- **Task description**: Wherever the word "name" shows up in a line, please copy that line.

Dataset rows about figures
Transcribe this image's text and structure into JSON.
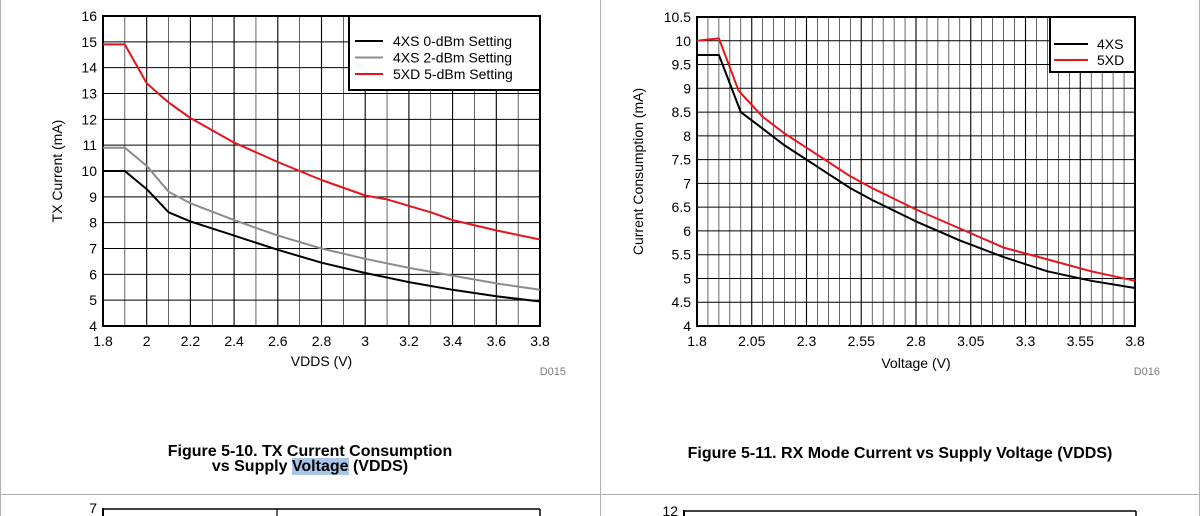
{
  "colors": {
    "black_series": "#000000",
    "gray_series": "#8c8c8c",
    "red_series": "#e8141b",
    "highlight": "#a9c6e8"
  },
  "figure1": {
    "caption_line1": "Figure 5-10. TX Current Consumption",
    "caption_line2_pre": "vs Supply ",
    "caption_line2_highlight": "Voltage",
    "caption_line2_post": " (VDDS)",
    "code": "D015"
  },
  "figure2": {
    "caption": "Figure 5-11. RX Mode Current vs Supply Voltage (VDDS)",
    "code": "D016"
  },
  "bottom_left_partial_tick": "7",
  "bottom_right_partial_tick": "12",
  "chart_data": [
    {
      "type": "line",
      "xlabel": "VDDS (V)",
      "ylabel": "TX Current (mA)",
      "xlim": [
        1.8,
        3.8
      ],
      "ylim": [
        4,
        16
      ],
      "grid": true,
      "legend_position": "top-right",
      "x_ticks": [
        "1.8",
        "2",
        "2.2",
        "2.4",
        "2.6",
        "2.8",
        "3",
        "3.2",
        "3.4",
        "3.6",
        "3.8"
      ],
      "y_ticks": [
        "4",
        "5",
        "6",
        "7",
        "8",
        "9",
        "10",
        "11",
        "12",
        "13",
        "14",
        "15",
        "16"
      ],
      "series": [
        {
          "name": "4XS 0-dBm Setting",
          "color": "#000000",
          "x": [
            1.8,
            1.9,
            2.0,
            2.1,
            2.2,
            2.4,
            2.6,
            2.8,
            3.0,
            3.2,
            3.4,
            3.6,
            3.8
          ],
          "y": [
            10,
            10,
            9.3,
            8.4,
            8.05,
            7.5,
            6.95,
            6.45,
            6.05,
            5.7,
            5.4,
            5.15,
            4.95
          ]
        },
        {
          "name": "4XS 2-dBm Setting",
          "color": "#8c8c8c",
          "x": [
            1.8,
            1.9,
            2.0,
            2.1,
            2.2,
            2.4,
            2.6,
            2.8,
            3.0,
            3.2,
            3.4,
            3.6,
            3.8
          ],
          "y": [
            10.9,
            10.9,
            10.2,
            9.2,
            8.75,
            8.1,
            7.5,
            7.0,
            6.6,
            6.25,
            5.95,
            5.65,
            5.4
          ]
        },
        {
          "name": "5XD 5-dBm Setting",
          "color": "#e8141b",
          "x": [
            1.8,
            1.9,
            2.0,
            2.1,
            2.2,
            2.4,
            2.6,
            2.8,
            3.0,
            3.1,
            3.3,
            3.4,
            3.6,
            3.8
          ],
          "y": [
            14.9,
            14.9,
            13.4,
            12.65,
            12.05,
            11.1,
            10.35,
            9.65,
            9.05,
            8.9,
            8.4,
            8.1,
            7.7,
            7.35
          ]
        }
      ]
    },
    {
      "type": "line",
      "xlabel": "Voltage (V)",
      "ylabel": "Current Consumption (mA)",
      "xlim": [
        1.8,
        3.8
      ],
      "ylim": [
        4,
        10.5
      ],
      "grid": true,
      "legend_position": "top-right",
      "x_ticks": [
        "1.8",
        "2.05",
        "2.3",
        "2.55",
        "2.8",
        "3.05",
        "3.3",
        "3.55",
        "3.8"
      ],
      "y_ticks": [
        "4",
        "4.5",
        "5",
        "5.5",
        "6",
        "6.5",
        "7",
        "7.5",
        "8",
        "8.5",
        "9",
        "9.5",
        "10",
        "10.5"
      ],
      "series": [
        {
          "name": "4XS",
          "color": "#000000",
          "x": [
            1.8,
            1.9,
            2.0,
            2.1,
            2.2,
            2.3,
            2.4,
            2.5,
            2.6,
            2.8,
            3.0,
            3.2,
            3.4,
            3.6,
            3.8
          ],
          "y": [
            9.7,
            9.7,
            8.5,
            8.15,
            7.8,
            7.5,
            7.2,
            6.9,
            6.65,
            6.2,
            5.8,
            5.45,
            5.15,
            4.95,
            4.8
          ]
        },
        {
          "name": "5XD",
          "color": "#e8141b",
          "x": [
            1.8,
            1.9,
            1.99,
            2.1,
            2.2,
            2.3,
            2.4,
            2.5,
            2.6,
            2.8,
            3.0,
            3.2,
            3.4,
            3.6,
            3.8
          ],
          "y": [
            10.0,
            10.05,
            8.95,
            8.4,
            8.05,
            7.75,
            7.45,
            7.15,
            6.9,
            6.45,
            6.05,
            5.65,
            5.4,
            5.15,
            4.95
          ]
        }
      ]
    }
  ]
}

- **Problem solution**:
          "name": "4XS 0-dBm Setting",
          "name": "4XS 2-dBm Setting",
          "name": "5XD 5-dBm Setting",
          "name": "4XS",
          "name": "5XD",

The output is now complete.